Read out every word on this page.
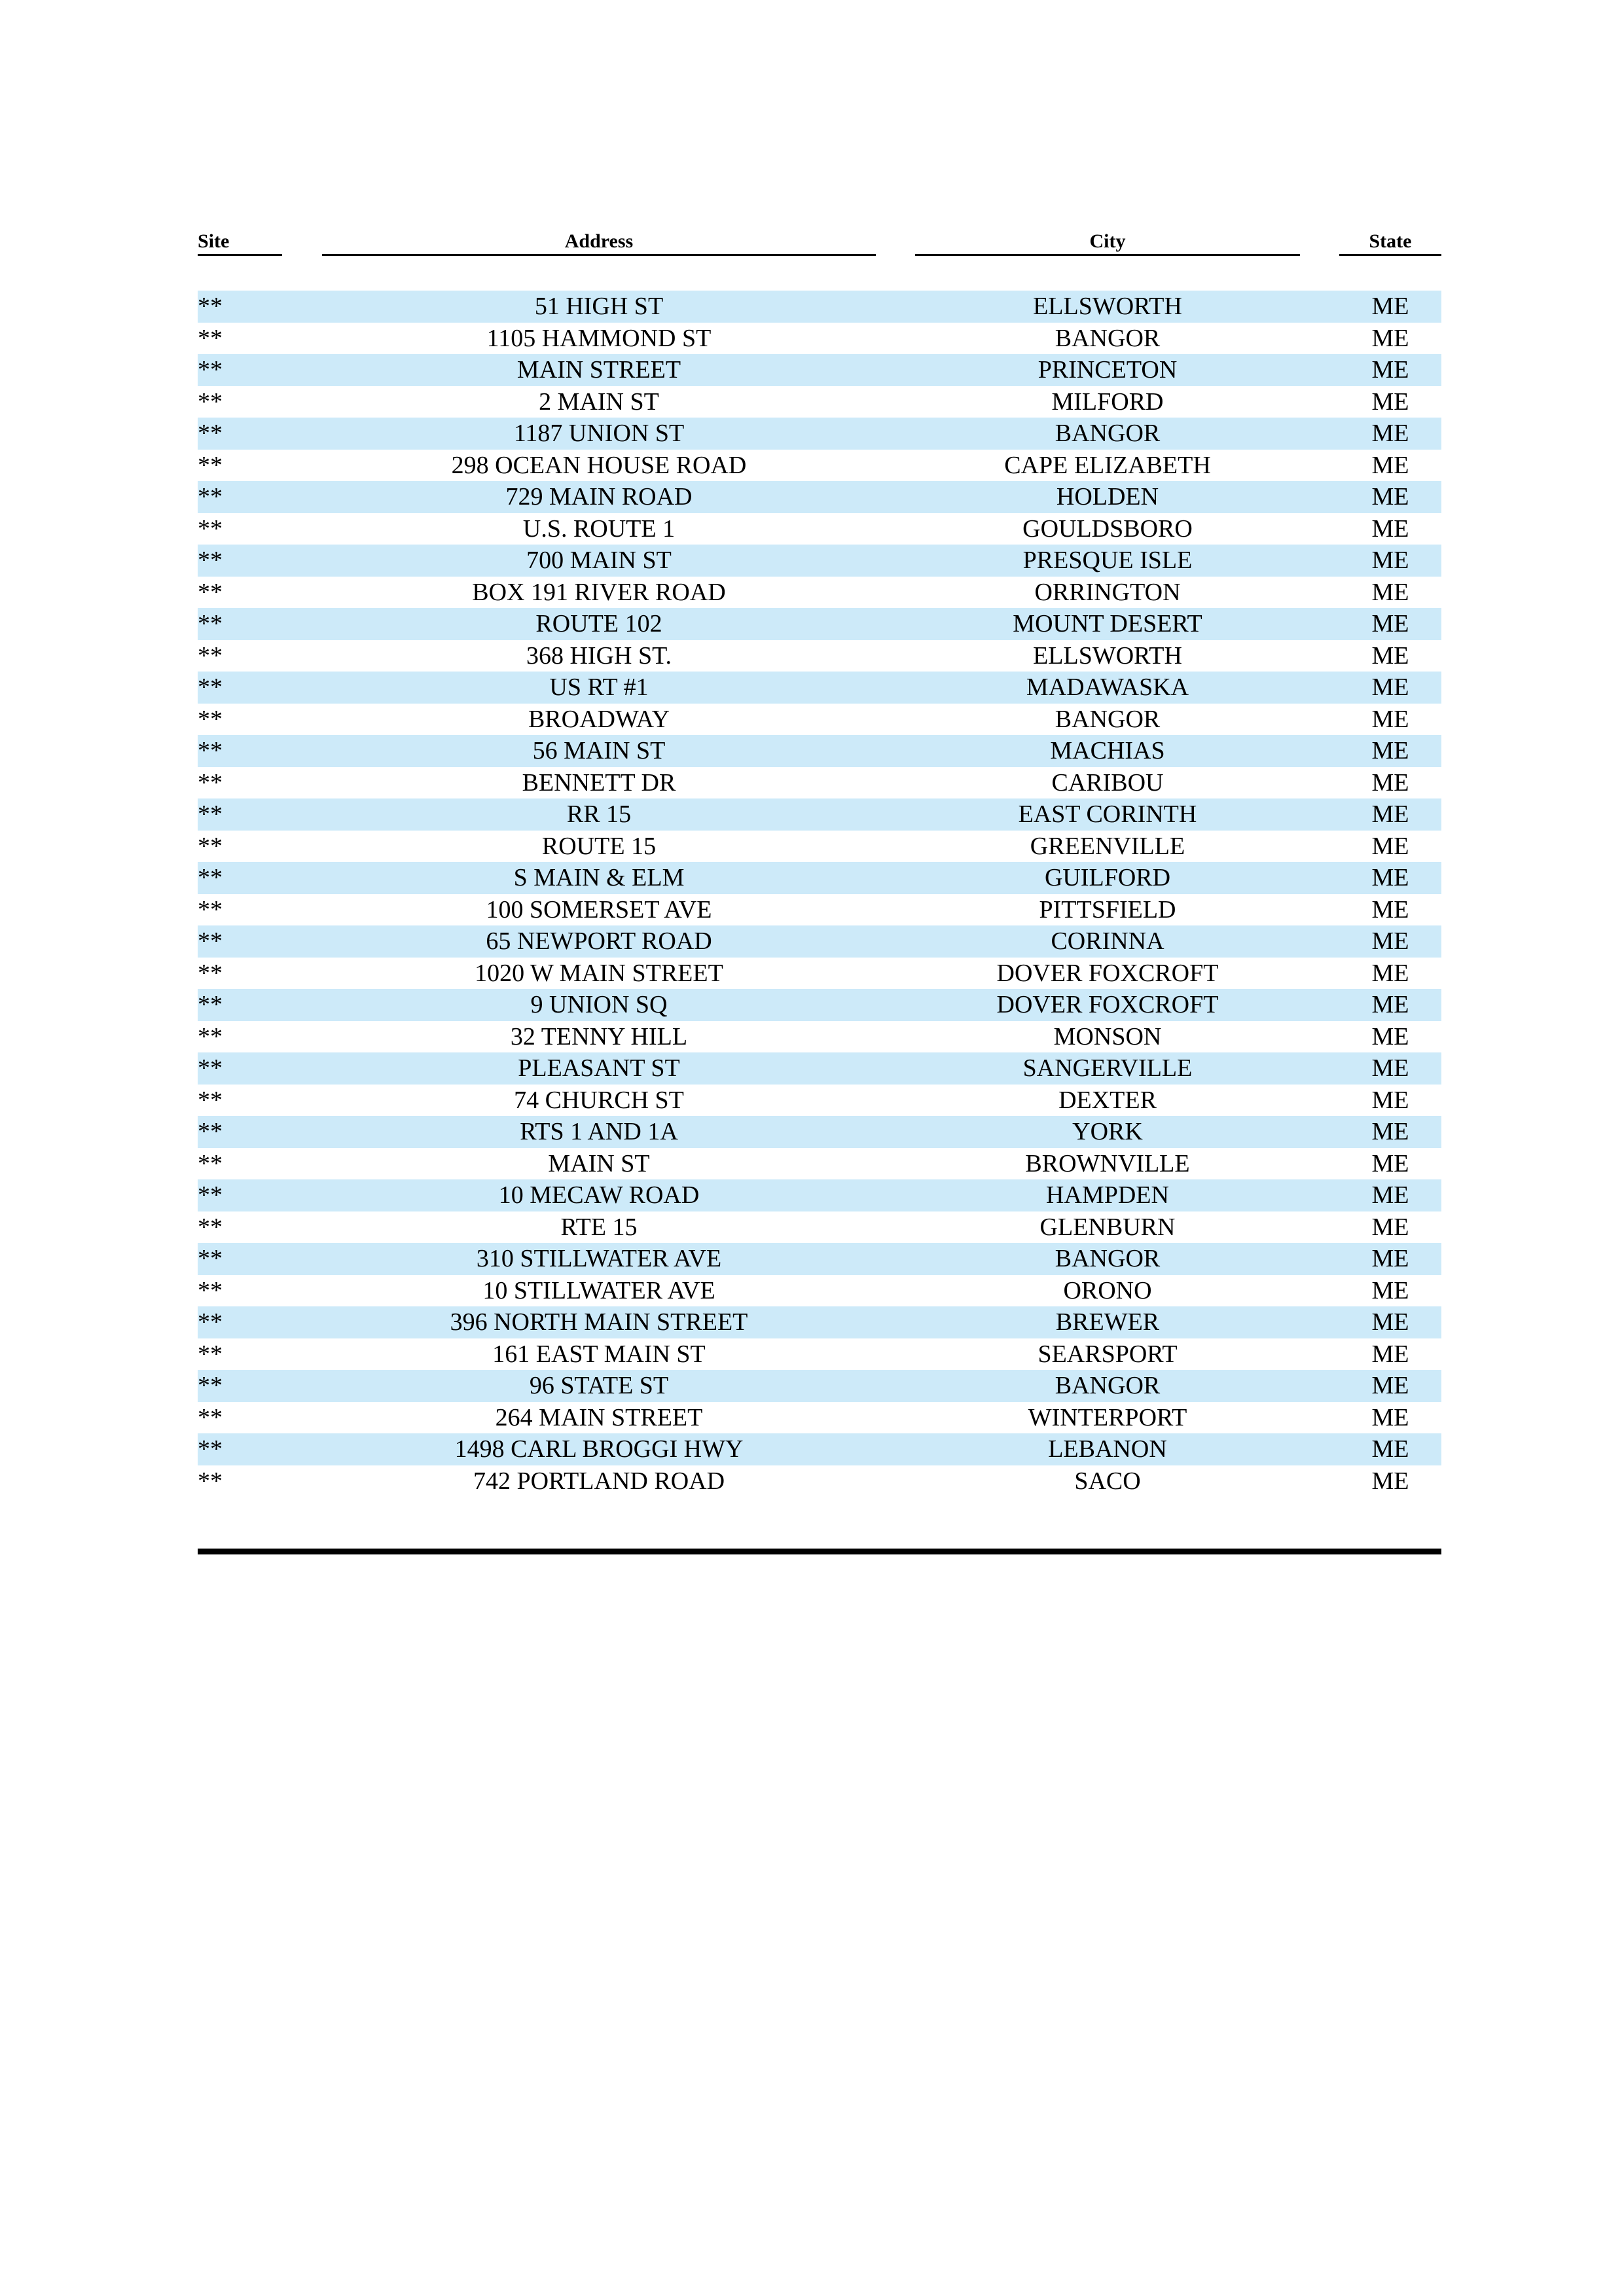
Site	Address	City	State
**	51 HIGH ST	ELLSWORTH	ME
**	1105 HAMMOND ST	BANGOR	ME
**	MAIN STREET	PRINCETON	ME
**	2 MAIN ST	MILFORD	ME
**	1187 UNION ST	BANGOR	ME
**	298 OCEAN HOUSE ROAD	CAPE ELIZABETH	ME
**	729 MAIN ROAD	HOLDEN	ME
**	U.S. ROUTE 1	GOULDSBORO	ME
**	700 MAIN ST	PRESQUE ISLE	ME
**	BOX 191 RIVER ROAD	ORRINGTON	ME
**	ROUTE 102	MOUNT DESERT	ME
**	368 HIGH ST.	ELLSWORTH	ME
**	US RT #1	MADAWASKA	ME
**	BROADWAY	BANGOR	ME
**	56 MAIN ST	MACHIAS	ME
**	BENNETT DR	CARIBOU	ME
**	RR 15	EAST CORINTH	ME
**	ROUTE 15	GREENVILLE	ME
**	S MAIN & ELM	GUILFORD	ME
**	100 SOMERSET AVE	PITTSFIELD	ME
**	65 NEWPORT ROAD	CORINNA	ME
**	1020 W MAIN STREET	DOVER FOXCROFT	ME
**	9 UNION SQ	DOVER FOXCROFT	ME
**	32 TENNY HILL	MONSON	ME
**	PLEASANT ST	SANGERVILLE	ME
**	74 CHURCH ST	DEXTER	ME
**	RTS 1 AND 1A	YORK	ME
**	MAIN ST	BROWNVILLE	ME
**	10 MECAW ROAD	HAMPDEN	ME
**	RTE 15	GLENBURN	ME
**	310 STILLWATER AVE	BANGOR	ME
**	10 STILLWATER AVE	ORONO	ME
**	396 NORTH MAIN STREET	BREWER	ME
**	161 EAST MAIN ST	SEARSPORT	ME
**	96 STATE ST	BANGOR	ME
**	264 MAIN STREET	WINTERPORT	ME
**	1498 CARL BROGGI HWY	LEBANON	ME
**	742 PORTLAND ROAD	SACO	ME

• **WORK TO COMPLETE**: Filter the data for the string "STILLWATER" and copy every line that has it.

• **CORRECT RESPONSE**:
**	310 STILLWATER AVE	BANGOR	ME
**	10 STILLWATER AVE	ORONO	ME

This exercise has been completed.